* _INSTRUCTION_:
Search the listing below for the string "Intermediate" and copy every line where it occurs.

'''

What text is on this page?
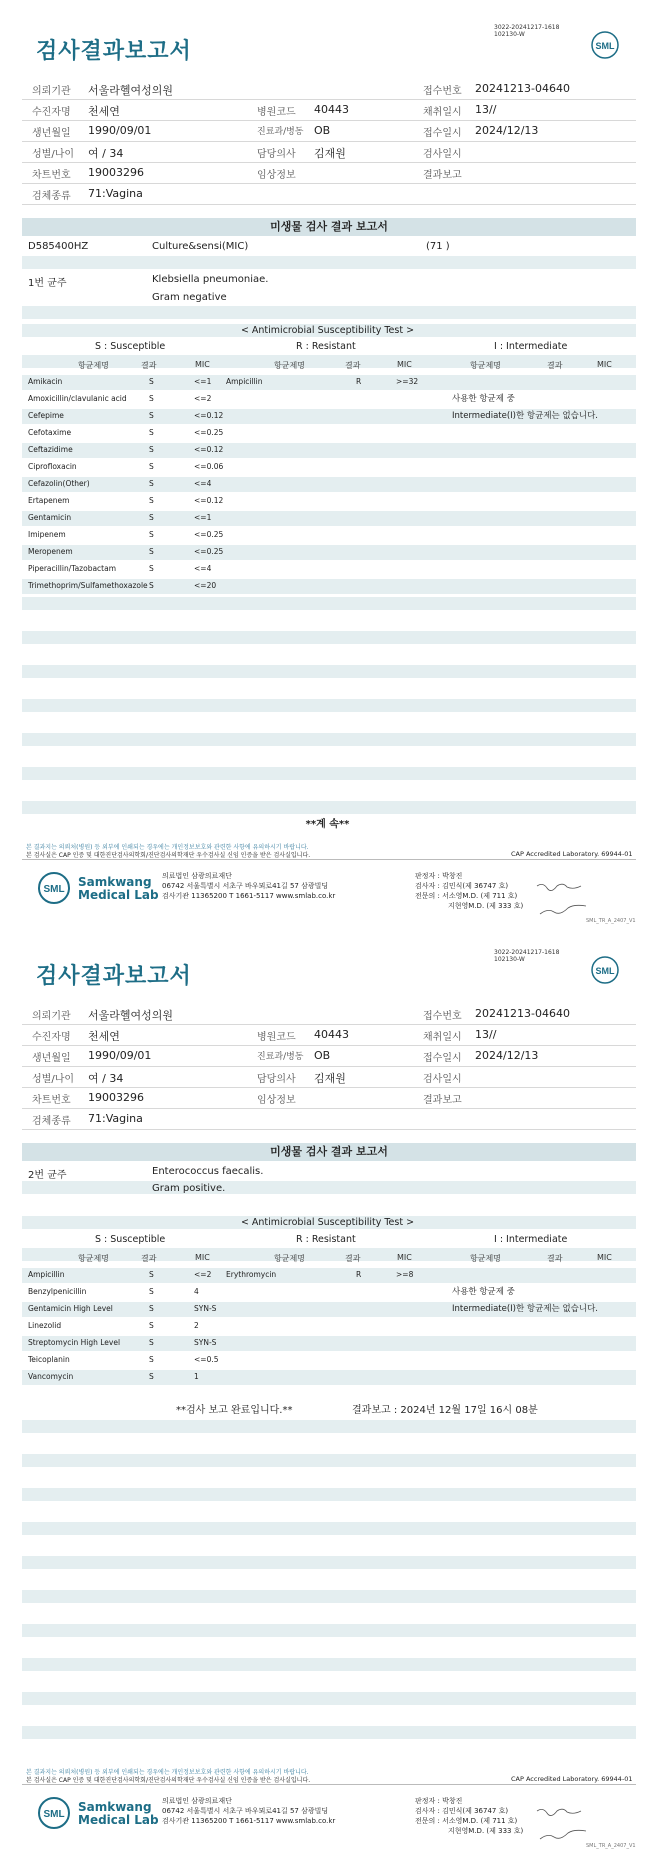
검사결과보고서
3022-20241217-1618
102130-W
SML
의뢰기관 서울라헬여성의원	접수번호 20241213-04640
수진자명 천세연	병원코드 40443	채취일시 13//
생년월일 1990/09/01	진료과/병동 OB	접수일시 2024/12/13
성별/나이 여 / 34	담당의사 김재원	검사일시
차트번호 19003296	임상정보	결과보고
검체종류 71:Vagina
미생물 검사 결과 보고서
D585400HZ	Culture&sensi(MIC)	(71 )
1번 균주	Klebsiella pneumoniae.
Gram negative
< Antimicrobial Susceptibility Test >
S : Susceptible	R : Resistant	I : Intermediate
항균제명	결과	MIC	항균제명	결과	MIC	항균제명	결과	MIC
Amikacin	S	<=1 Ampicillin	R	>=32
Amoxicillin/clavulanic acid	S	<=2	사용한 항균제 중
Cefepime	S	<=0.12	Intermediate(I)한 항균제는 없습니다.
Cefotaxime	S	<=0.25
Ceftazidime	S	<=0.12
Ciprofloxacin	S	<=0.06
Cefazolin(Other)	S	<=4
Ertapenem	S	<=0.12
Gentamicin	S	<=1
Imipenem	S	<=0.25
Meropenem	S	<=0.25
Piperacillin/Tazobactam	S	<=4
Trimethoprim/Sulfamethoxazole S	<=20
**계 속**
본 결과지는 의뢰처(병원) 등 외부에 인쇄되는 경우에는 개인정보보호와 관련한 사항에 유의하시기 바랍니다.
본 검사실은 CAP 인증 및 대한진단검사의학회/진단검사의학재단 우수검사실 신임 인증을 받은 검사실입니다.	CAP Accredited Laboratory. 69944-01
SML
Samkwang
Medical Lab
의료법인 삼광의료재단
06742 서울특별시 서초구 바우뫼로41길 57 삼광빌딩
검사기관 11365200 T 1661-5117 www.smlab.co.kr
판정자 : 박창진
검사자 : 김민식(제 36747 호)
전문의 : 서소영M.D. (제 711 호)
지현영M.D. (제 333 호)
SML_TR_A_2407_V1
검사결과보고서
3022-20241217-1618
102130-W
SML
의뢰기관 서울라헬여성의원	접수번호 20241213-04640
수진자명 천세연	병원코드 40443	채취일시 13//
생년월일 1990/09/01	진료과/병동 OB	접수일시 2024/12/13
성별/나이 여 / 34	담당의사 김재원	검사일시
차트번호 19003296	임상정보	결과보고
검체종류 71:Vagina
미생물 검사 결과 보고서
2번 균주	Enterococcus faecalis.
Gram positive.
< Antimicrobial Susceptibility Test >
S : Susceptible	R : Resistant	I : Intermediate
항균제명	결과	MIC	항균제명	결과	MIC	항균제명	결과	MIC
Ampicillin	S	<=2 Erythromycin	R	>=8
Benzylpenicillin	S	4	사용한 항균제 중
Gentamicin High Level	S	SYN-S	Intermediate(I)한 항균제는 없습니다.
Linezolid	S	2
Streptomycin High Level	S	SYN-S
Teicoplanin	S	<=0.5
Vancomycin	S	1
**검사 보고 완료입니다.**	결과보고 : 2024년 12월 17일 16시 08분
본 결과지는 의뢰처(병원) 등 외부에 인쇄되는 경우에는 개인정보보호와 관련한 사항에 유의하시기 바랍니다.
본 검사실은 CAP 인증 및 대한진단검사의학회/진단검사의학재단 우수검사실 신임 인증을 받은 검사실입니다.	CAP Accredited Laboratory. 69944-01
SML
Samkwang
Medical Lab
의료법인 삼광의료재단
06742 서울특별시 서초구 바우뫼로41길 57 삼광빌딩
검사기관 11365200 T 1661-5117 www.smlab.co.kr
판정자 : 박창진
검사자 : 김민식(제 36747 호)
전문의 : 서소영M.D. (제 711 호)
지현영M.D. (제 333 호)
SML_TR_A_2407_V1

'''
'''

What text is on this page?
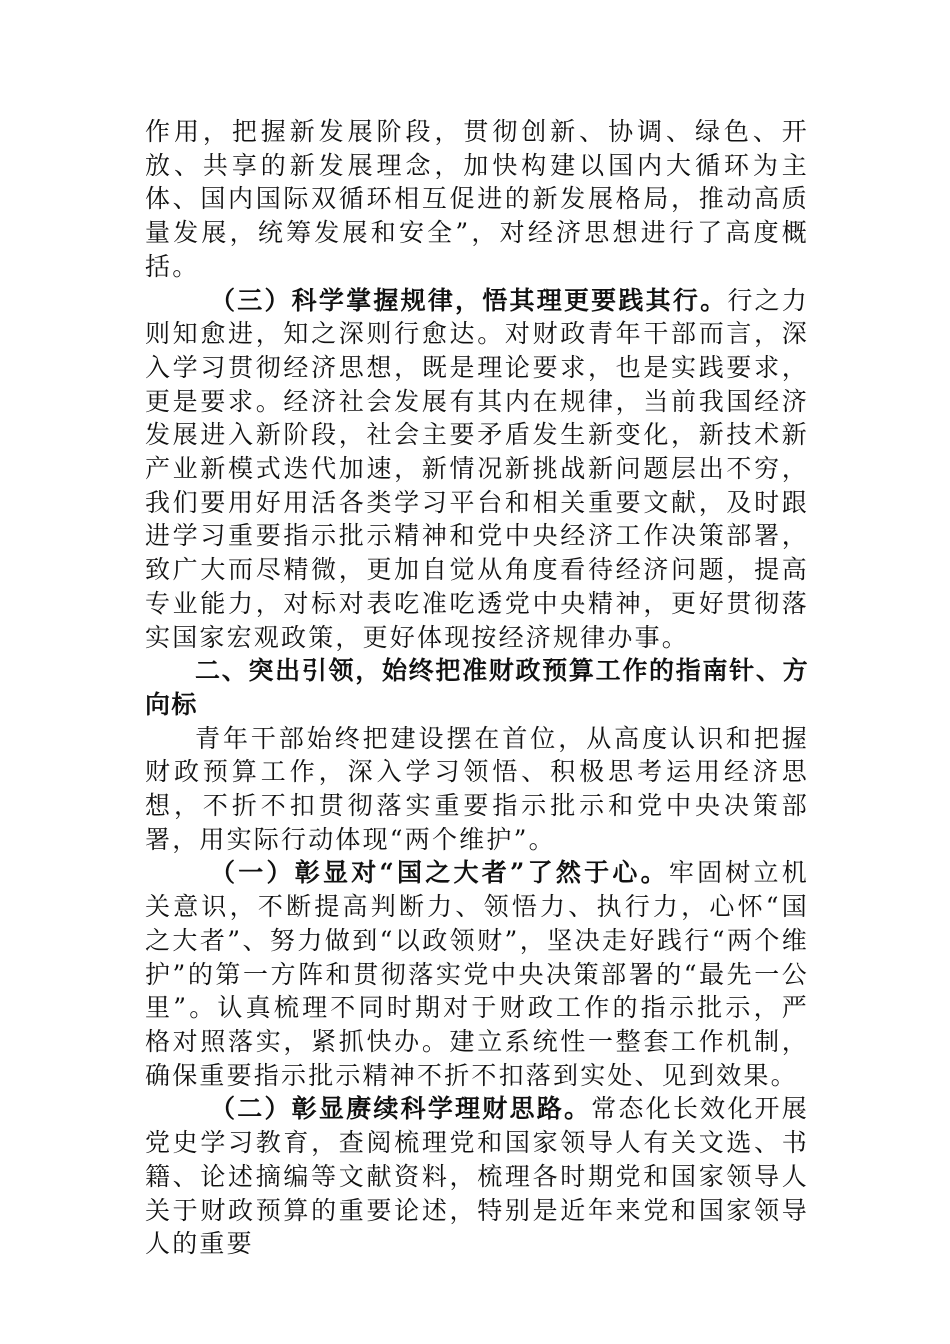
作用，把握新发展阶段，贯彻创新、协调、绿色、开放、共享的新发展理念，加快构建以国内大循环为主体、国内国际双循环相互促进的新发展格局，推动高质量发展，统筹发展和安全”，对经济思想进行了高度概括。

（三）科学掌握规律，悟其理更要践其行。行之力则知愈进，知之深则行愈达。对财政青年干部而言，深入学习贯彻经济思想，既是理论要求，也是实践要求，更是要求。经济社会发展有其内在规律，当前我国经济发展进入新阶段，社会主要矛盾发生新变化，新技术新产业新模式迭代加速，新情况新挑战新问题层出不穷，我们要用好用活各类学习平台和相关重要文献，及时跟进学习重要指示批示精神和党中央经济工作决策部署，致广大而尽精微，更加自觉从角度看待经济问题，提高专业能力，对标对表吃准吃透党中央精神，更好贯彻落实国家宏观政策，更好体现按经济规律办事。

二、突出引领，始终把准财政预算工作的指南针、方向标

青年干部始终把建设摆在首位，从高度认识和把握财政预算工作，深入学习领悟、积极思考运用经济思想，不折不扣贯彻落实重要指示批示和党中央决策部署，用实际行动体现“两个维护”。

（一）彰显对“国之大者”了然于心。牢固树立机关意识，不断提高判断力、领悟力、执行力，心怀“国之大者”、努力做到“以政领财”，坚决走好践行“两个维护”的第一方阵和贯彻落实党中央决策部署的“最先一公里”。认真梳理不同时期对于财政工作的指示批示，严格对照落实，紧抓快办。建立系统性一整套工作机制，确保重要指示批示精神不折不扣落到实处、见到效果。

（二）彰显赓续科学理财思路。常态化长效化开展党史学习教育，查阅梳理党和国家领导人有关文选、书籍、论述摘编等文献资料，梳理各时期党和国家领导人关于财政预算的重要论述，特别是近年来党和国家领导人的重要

'''

* _EXERCISE RESPONSE_:
S : Susceptible	R : Resistant	I : Intermediate
Cefepime	S	<=0.12	Intermediate(I)한 항균제는 없습니다.
S : Susceptible	R : Resistant	I : Intermediate
Gentamicin High Level	S	SYN-S	Intermediate(I)한 항균제는 없습니다.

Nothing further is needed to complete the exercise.